**Task goal**
Can you rewrite the part of the data below that opens with the line containing "List 12 of the" and closes with the line containing "line-series [19,107,1014,671]", changing "bboxes" to "bounding boxes" and keeping everything else the same, but without the pictures?

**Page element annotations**
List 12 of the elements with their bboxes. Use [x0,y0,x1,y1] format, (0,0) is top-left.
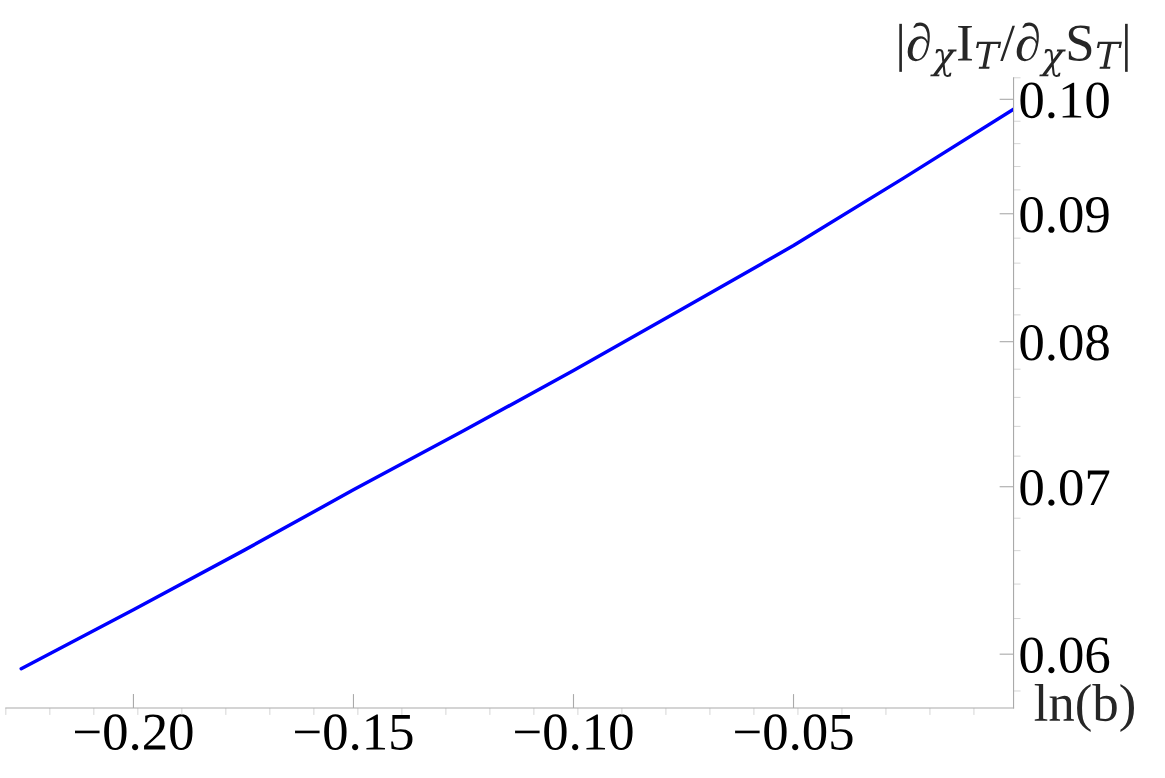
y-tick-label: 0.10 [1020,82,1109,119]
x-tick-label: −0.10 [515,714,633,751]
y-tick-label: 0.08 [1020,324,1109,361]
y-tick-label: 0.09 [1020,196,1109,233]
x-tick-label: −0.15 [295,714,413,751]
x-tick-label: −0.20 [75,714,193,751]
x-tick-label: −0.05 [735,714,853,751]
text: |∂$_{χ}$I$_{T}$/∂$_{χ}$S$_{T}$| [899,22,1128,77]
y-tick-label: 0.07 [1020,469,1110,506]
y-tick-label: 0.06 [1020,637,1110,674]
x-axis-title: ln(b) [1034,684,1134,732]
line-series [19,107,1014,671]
...
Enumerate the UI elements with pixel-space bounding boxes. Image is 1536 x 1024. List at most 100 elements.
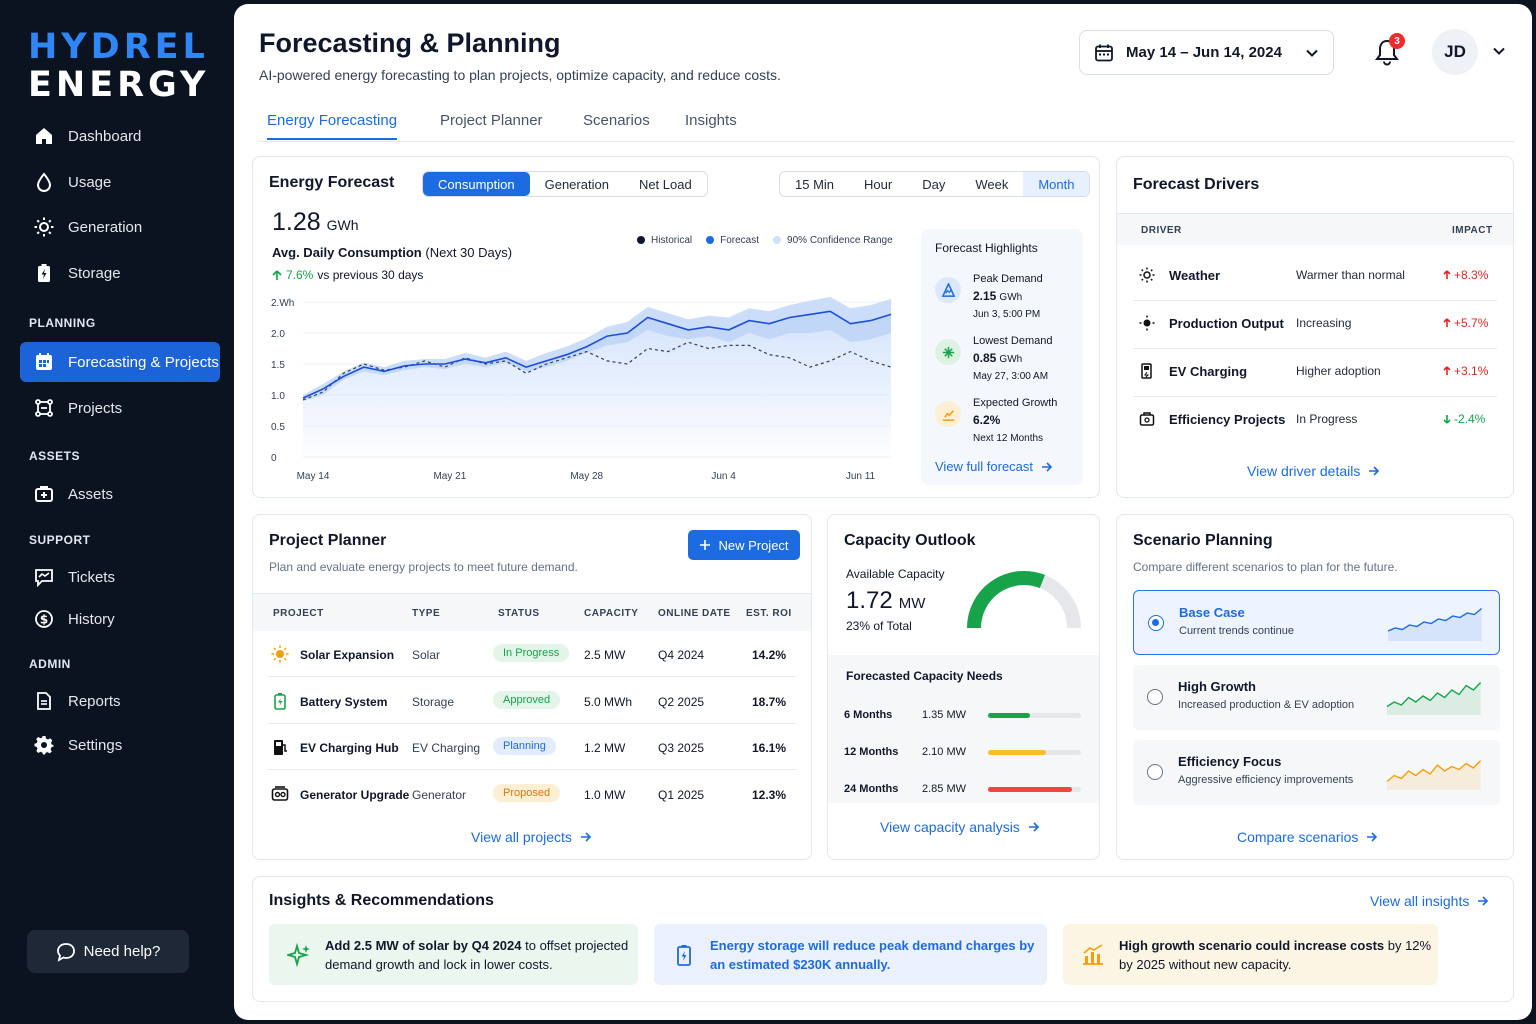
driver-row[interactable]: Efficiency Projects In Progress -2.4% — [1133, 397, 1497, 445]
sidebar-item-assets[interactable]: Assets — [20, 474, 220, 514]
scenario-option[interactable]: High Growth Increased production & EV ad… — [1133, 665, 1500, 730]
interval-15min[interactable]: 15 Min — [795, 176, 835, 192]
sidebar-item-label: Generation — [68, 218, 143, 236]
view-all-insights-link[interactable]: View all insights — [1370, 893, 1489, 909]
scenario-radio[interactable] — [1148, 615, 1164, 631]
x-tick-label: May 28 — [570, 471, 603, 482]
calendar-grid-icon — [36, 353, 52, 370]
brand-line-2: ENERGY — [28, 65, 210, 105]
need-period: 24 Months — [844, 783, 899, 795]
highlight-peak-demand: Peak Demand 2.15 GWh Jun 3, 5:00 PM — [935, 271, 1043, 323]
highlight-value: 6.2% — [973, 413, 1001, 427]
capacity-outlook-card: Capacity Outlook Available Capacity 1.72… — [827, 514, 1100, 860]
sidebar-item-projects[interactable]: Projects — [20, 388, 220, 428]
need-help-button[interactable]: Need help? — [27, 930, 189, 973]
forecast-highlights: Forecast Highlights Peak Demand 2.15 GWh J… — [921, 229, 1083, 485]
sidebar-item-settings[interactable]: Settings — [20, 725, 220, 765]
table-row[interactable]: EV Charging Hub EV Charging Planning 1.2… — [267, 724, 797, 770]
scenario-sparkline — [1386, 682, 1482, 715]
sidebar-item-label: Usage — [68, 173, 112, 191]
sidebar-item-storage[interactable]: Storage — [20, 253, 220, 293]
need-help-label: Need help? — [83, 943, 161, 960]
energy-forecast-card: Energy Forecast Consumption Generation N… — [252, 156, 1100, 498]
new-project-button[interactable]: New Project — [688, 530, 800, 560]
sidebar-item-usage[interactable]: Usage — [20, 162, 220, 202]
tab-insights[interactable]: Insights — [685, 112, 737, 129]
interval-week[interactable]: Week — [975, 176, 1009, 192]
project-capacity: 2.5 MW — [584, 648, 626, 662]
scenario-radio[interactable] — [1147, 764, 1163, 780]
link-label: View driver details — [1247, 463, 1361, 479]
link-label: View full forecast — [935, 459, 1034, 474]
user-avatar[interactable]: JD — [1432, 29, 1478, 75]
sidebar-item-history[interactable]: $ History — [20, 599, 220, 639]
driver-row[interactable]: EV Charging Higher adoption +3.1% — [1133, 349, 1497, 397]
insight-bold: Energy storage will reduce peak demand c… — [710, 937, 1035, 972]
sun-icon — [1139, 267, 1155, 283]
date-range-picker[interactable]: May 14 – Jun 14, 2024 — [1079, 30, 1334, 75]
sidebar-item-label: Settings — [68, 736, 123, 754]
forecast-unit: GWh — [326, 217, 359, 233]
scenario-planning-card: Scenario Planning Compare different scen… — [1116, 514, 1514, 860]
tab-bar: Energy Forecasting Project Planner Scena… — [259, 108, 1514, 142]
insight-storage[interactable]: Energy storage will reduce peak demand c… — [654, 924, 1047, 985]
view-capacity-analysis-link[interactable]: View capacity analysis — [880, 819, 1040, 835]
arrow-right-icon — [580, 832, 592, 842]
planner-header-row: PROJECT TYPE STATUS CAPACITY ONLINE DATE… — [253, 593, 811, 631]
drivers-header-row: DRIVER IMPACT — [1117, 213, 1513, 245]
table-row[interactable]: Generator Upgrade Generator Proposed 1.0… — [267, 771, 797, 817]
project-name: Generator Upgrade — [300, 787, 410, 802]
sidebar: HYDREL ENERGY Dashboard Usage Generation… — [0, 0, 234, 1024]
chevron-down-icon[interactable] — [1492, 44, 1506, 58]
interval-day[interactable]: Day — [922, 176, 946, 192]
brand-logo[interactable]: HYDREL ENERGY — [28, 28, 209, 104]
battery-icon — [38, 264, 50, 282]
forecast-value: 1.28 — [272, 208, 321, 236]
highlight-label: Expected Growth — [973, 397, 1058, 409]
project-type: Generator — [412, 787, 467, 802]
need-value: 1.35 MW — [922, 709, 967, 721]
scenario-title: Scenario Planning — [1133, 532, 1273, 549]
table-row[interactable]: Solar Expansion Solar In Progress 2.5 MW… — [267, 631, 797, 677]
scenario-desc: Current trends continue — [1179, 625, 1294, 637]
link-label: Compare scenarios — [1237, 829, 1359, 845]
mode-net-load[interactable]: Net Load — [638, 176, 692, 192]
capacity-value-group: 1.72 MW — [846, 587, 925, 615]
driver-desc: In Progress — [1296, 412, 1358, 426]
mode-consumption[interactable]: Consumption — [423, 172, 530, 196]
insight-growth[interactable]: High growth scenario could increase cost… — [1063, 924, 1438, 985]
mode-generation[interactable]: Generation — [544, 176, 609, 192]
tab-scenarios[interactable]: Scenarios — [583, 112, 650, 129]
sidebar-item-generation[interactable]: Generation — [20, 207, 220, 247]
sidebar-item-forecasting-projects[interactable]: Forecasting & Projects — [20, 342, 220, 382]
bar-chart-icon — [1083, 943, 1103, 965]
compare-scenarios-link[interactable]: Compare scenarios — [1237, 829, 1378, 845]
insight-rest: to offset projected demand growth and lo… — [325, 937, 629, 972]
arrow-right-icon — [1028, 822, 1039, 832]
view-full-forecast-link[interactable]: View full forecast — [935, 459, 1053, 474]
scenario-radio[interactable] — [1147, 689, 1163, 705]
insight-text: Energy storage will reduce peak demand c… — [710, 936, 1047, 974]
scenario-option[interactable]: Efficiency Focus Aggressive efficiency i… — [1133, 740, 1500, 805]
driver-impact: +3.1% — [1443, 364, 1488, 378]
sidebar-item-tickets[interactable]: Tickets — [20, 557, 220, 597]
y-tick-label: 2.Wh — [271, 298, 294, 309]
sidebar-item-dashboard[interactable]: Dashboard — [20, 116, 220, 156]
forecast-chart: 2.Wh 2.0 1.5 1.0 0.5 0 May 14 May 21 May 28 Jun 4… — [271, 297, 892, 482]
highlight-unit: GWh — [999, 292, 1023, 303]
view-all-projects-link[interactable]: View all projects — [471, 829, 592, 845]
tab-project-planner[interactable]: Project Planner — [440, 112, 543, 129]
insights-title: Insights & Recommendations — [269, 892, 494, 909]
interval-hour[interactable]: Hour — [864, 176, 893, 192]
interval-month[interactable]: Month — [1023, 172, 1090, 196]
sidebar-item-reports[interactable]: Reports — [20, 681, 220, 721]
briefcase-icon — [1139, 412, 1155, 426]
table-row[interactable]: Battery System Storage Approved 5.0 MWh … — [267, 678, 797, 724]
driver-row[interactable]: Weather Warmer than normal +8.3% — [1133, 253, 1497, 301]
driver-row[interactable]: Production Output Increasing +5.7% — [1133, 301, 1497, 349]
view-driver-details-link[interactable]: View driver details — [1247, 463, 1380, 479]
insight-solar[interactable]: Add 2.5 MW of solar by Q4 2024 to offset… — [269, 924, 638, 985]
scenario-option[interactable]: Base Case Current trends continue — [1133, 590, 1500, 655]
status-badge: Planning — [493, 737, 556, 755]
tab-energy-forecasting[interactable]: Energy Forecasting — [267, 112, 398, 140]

**Final result**
List 12 of the elements with their bounding boxes. Use [x0,y0,x1,y1] format, (0,0) is top-left.
y-tick-label: 0.10 [1020,82,1109,119]
x-tick-label: −0.10 [515,714,633,751]
y-tick-label: 0.08 [1020,324,1109,361]
y-tick-label: 0.09 [1020,196,1109,233]
x-tick-label: −0.15 [295,714,413,751]
x-tick-label: −0.20 [75,714,193,751]
x-tick-label: −0.05 [735,714,853,751]
text: |∂$_{χ}$I$_{T}$/∂$_{χ}$S$_{T}$| [899,22,1128,77]
y-tick-label: 0.07 [1020,469,1110,506]
y-tick-label: 0.06 [1020,637,1110,674]
x-axis-title: ln(b) [1034,684,1134,732]
line-series [19,107,1014,671]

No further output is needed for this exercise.